## STATED TASK
In the material below, identify each line bearing the word "ylabel". Reproduce those lines.

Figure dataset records
......
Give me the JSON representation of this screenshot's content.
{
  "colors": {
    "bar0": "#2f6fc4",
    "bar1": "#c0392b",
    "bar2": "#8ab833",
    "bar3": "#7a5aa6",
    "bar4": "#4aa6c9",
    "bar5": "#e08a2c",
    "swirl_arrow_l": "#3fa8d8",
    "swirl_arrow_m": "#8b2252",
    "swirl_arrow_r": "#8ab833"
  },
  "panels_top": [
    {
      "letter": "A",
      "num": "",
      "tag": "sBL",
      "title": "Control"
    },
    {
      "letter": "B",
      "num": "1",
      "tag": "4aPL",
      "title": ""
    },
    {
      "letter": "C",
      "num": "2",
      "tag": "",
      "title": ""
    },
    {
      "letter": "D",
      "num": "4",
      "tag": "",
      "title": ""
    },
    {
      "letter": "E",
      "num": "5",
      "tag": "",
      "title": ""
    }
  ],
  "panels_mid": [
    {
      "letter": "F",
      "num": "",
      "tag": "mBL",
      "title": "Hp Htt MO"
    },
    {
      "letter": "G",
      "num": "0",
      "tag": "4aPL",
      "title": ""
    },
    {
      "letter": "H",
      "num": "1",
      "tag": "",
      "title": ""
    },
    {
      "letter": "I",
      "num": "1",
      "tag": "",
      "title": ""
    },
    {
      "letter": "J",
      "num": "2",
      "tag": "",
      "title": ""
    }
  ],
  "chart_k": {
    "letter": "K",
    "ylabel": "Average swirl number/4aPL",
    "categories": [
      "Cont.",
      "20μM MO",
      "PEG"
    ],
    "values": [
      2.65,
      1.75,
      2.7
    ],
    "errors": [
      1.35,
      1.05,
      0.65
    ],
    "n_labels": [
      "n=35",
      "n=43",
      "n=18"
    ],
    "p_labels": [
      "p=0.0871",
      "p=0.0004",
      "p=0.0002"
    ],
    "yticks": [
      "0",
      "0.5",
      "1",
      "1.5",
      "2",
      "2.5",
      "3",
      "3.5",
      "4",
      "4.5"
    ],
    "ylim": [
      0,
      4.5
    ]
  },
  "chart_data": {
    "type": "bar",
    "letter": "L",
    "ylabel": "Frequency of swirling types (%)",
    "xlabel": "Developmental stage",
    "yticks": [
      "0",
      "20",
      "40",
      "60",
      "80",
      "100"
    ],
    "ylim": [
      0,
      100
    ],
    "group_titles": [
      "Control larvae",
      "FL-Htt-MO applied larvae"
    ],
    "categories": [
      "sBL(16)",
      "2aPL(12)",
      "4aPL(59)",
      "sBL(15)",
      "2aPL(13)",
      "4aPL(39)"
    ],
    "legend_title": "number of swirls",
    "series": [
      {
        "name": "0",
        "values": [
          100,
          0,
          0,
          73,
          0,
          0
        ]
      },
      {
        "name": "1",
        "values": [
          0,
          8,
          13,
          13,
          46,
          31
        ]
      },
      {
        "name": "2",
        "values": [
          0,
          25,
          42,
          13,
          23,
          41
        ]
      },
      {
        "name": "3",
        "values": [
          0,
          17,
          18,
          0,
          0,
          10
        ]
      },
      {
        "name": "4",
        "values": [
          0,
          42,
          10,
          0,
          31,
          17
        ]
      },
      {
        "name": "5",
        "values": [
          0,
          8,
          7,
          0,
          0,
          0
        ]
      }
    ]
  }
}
......
## THE RESULT
    "ylabel": "Average swirl number/4aPL",
    "ylabel": "Frequency of swirling types (%)",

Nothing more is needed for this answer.